==== RECORDS TO PROCESS ====

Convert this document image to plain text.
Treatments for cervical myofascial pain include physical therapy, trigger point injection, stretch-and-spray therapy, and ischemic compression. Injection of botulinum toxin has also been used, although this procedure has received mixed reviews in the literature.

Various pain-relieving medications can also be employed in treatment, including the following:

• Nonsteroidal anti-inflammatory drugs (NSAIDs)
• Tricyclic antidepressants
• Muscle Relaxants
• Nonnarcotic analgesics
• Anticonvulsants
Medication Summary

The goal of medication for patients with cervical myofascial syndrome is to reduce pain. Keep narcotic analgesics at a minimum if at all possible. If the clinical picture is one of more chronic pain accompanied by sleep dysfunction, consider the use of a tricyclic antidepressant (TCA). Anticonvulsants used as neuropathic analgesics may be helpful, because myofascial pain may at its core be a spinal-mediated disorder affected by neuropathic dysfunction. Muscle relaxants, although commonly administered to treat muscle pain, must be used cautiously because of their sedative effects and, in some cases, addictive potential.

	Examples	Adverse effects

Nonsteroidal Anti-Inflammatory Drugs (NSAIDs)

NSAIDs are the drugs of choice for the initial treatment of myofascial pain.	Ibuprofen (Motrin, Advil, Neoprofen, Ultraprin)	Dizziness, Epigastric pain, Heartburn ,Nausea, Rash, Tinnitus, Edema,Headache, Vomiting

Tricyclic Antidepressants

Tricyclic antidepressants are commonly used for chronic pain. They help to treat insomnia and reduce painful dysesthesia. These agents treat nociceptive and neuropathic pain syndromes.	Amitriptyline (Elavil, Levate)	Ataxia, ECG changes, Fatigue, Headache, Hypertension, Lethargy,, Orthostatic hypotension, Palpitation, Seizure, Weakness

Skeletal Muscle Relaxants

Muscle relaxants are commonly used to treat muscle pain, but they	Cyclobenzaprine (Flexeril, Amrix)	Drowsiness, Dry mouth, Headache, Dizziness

====

- TASK PROMPT -
Each line of the data must be copied exactly as it appears.

- SOLVED EXERCISE -
Convert this document image to plain text.
Treatments for cervical myofascial pain include physical therapy, trigger point injection, stretch-and-spray therapy, and ischemic compression. Injection of botulinum toxin has also been used, although this procedure has received mixed reviews in the literature.

Various pain-relieving medications can also be employed in treatment, including the following:

• Nonsteroidal anti-inflammatory drugs (NSAIDs)
• Tricyclic antidepressants
• Muscle Relaxants
• Nonnarcotic analgesics
• Anticonvulsants
Medication Summary

The goal of medication for patients with cervical myofascial syndrome is to reduce pain. Keep narcotic analgesics at a minimum if at all possible. If the clinical picture is one of more chronic pain accompanied by sleep dysfunction, consider the use of a tricyclic antidepressant (TCA). Anticonvulsants used as neuropathic analgesics may be helpful, because myofascial pain may at its core be a spinal-mediated disorder affected by neuropathic dysfunction. Muscle relaxants, although commonly administered to treat muscle pain, must be used cautiously because of their sedative effects and, in some cases, addictive potential.

	Examples	Adverse effects

Nonsteroidal Anti-Inflammatory Drugs (NSAIDs)

NSAIDs are the drugs of choice for the initial treatment of myofascial pain.	Ibuprofen (Motrin, Advil, Neoprofen, Ultraprin)	Dizziness, Epigastric pain, Heartburn ,Nausea, Rash, Tinnitus, Edema,Headache, Vomiting

Tricyclic Antidepressants

Tricyclic antidepressants are commonly used for chronic pain. They help to treat insomnia and reduce painful dysesthesia. These agents treat nociceptive and neuropathic pain syndromes.	Amitriptyline (Elavil, Levate)	Ataxia, ECG changes, Fatigue, Headache, Hypertension, Lethargy,, Orthostatic hypotension, Palpitation, Seizure, Weakness

Skeletal Muscle Relaxants

Muscle relaxants are commonly used to treat muscle pain, but they	Cyclobenzaprine (Flexeril, Amrix)	Drowsiness, Dry mouth, Headache, Dizziness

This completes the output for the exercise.